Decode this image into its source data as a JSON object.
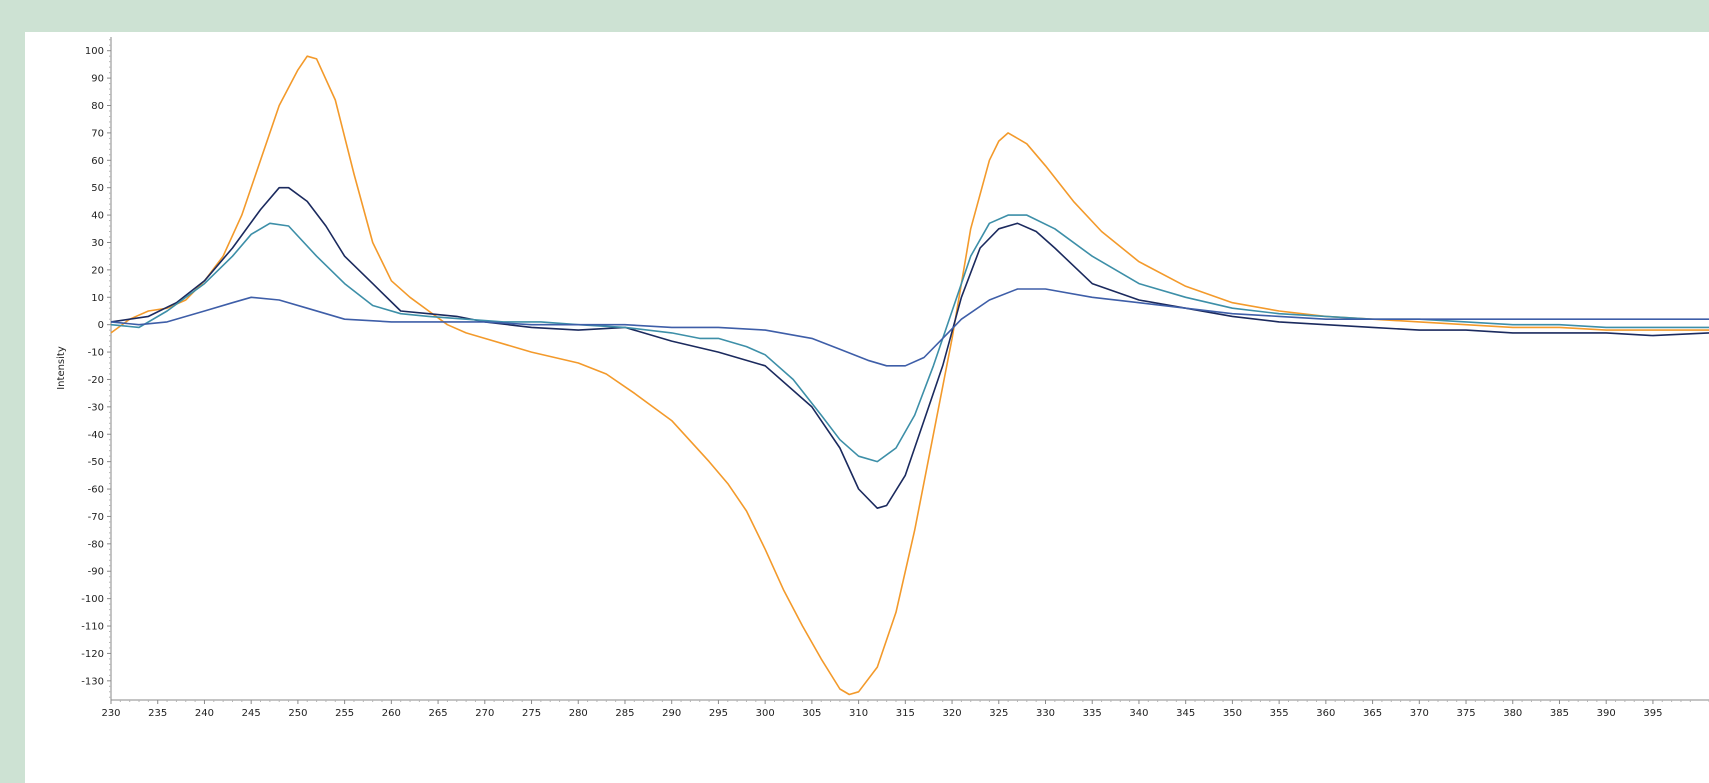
{
  "page": {
    "background": "#cde2d3",
    "panel_background": "#ffffff"
  },
  "chart_data": {
    "type": "line",
    "ylabel": "Intensity",
    "xlim": [
      230,
      401
    ],
    "ylim": [
      -137,
      105
    ],
    "x_ticks": [
      230,
      235,
      240,
      245,
      250,
      255,
      260,
      265,
      270,
      275,
      280,
      285,
      290,
      295,
      300,
      305,
      310,
      315,
      320,
      325,
      330,
      335,
      340,
      345,
      350,
      355,
      360,
      365,
      370,
      375,
      380,
      385,
      390,
      395
    ],
    "y_ticks": [
      100,
      90,
      80,
      70,
      60,
      50,
      40,
      30,
      20,
      10,
      0,
      -10,
      -20,
      -30,
      -40,
      -50,
      -60,
      -70,
      -80,
      -90,
      -100,
      -110,
      -120,
      -130
    ],
    "grid": false,
    "legend": "none",
    "series": [
      {
        "color": "#f39a2b",
        "points": [
          [
            230,
            -3
          ],
          [
            232,
            2
          ],
          [
            234,
            5
          ],
          [
            236,
            6
          ],
          [
            238,
            9
          ],
          [
            240,
            16
          ],
          [
            242,
            25
          ],
          [
            244,
            40
          ],
          [
            246,
            60
          ],
          [
            248,
            80
          ],
          [
            250,
            93
          ],
          [
            251,
            98
          ],
          [
            252,
            97
          ],
          [
            254,
            82
          ],
          [
            256,
            55
          ],
          [
            258,
            30
          ],
          [
            260,
            16
          ],
          [
            262,
            10
          ],
          [
            264,
            5
          ],
          [
            266,
            0
          ],
          [
            268,
            -3
          ],
          [
            270,
            -5
          ],
          [
            275,
            -10
          ],
          [
            280,
            -14
          ],
          [
            283,
            -18
          ],
          [
            286,
            -25
          ],
          [
            290,
            -35
          ],
          [
            294,
            -50
          ],
          [
            296,
            -58
          ],
          [
            298,
            -68
          ],
          [
            300,
            -82
          ],
          [
            302,
            -97
          ],
          [
            304,
            -110
          ],
          [
            306,
            -122
          ],
          [
            308,
            -133
          ],
          [
            309,
            -135
          ],
          [
            310,
            -134
          ],
          [
            312,
            -125
          ],
          [
            314,
            -105
          ],
          [
            316,
            -75
          ],
          [
            318,
            -40
          ],
          [
            320,
            -5
          ],
          [
            322,
            35
          ],
          [
            324,
            60
          ],
          [
            325,
            67
          ],
          [
            326,
            70
          ],
          [
            328,
            66
          ],
          [
            330,
            58
          ],
          [
            333,
            45
          ],
          [
            336,
            34
          ],
          [
            340,
            23
          ],
          [
            345,
            14
          ],
          [
            350,
            8
          ],
          [
            355,
            5
          ],
          [
            360,
            3
          ],
          [
            365,
            2
          ],
          [
            370,
            1
          ],
          [
            375,
            0
          ],
          [
            380,
            -1
          ],
          [
            385,
            -1
          ],
          [
            390,
            -2
          ],
          [
            395,
            -2
          ],
          [
            401,
            -2
          ]
        ]
      },
      {
        "color": "#1b2a5e",
        "points": [
          [
            230,
            1
          ],
          [
            234,
            3
          ],
          [
            237,
            8
          ],
          [
            240,
            16
          ],
          [
            243,
            28
          ],
          [
            246,
            42
          ],
          [
            248,
            50
          ],
          [
            249,
            50
          ],
          [
            251,
            45
          ],
          [
            253,
            36
          ],
          [
            255,
            25
          ],
          [
            258,
            15
          ],
          [
            261,
            5
          ],
          [
            264,
            4
          ],
          [
            267,
            3
          ],
          [
            270,
            1
          ],
          [
            275,
            -1
          ],
          [
            280,
            -2
          ],
          [
            285,
            -1
          ],
          [
            290,
            -6
          ],
          [
            295,
            -10
          ],
          [
            300,
            -15
          ],
          [
            305,
            -30
          ],
          [
            308,
            -45
          ],
          [
            310,
            -60
          ],
          [
            312,
            -67
          ],
          [
            313,
            -66
          ],
          [
            315,
            -55
          ],
          [
            317,
            -35
          ],
          [
            319,
            -15
          ],
          [
            321,
            10
          ],
          [
            323,
            28
          ],
          [
            325,
            35
          ],
          [
            327,
            37
          ],
          [
            329,
            34
          ],
          [
            331,
            28
          ],
          [
            335,
            15
          ],
          [
            340,
            9
          ],
          [
            345,
            6
          ],
          [
            350,
            3
          ],
          [
            355,
            1
          ],
          [
            360,
            0
          ],
          [
            365,
            -1
          ],
          [
            370,
            -2
          ],
          [
            375,
            -2
          ],
          [
            380,
            -3
          ],
          [
            385,
            -3
          ],
          [
            390,
            -3
          ],
          [
            395,
            -4
          ],
          [
            401,
            -3
          ]
        ]
      },
      {
        "color": "#3d8fa8",
        "points": [
          [
            230,
            0
          ],
          [
            233,
            -1
          ],
          [
            236,
            5
          ],
          [
            240,
            15
          ],
          [
            243,
            25
          ],
          [
            245,
            33
          ],
          [
            247,
            37
          ],
          [
            249,
            36
          ],
          [
            252,
            25
          ],
          [
            255,
            15
          ],
          [
            258,
            7
          ],
          [
            261,
            4
          ],
          [
            264,
            3
          ],
          [
            268,
            2
          ],
          [
            272,
            1
          ],
          [
            276,
            1
          ],
          [
            280,
            0
          ],
          [
            285,
            -1
          ],
          [
            290,
            -3
          ],
          [
            293,
            -5
          ],
          [
            295,
            -5
          ],
          [
            298,
            -8
          ],
          [
            300,
            -11
          ],
          [
            303,
            -20
          ],
          [
            306,
            -33
          ],
          [
            308,
            -42
          ],
          [
            310,
            -48
          ],
          [
            312,
            -50
          ],
          [
            314,
            -45
          ],
          [
            316,
            -33
          ],
          [
            318,
            -15
          ],
          [
            320,
            5
          ],
          [
            322,
            25
          ],
          [
            324,
            37
          ],
          [
            326,
            40
          ],
          [
            328,
            40
          ],
          [
            331,
            35
          ],
          [
            335,
            25
          ],
          [
            340,
            15
          ],
          [
            345,
            10
          ],
          [
            350,
            6
          ],
          [
            355,
            4
          ],
          [
            360,
            3
          ],
          [
            365,
            2
          ],
          [
            370,
            2
          ],
          [
            375,
            1
          ],
          [
            380,
            0
          ],
          [
            385,
            0
          ],
          [
            390,
            -1
          ],
          [
            395,
            -1
          ],
          [
            401,
            -1
          ]
        ]
      },
      {
        "color": "#3e5ea8",
        "points": [
          [
            230,
            1
          ],
          [
            233,
            0
          ],
          [
            236,
            1
          ],
          [
            240,
            5
          ],
          [
            243,
            8
          ],
          [
            245,
            10
          ],
          [
            248,
            9
          ],
          [
            251,
            6
          ],
          [
            255,
            2
          ],
          [
            260,
            1
          ],
          [
            265,
            1
          ],
          [
            270,
            1
          ],
          [
            275,
            0
          ],
          [
            280,
            0
          ],
          [
            285,
            0
          ],
          [
            290,
            -1
          ],
          [
            295,
            -1
          ],
          [
            300,
            -2
          ],
          [
            305,
            -5
          ],
          [
            308,
            -9
          ],
          [
            311,
            -13
          ],
          [
            313,
            -15
          ],
          [
            315,
            -15
          ],
          [
            317,
            -12
          ],
          [
            319,
            -5
          ],
          [
            321,
            2
          ],
          [
            324,
            9
          ],
          [
            327,
            13
          ],
          [
            330,
            13
          ],
          [
            335,
            10
          ],
          [
            340,
            8
          ],
          [
            345,
            6
          ],
          [
            350,
            4
          ],
          [
            355,
            3
          ],
          [
            360,
            2
          ],
          [
            365,
            2
          ],
          [
            370,
            2
          ],
          [
            375,
            2
          ],
          [
            380,
            2
          ],
          [
            385,
            2
          ],
          [
            390,
            2
          ],
          [
            395,
            2
          ],
          [
            401,
            2
          ]
        ]
      }
    ]
  }
}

Set task: Write only the number of lines that include "color".

Expected answer: 4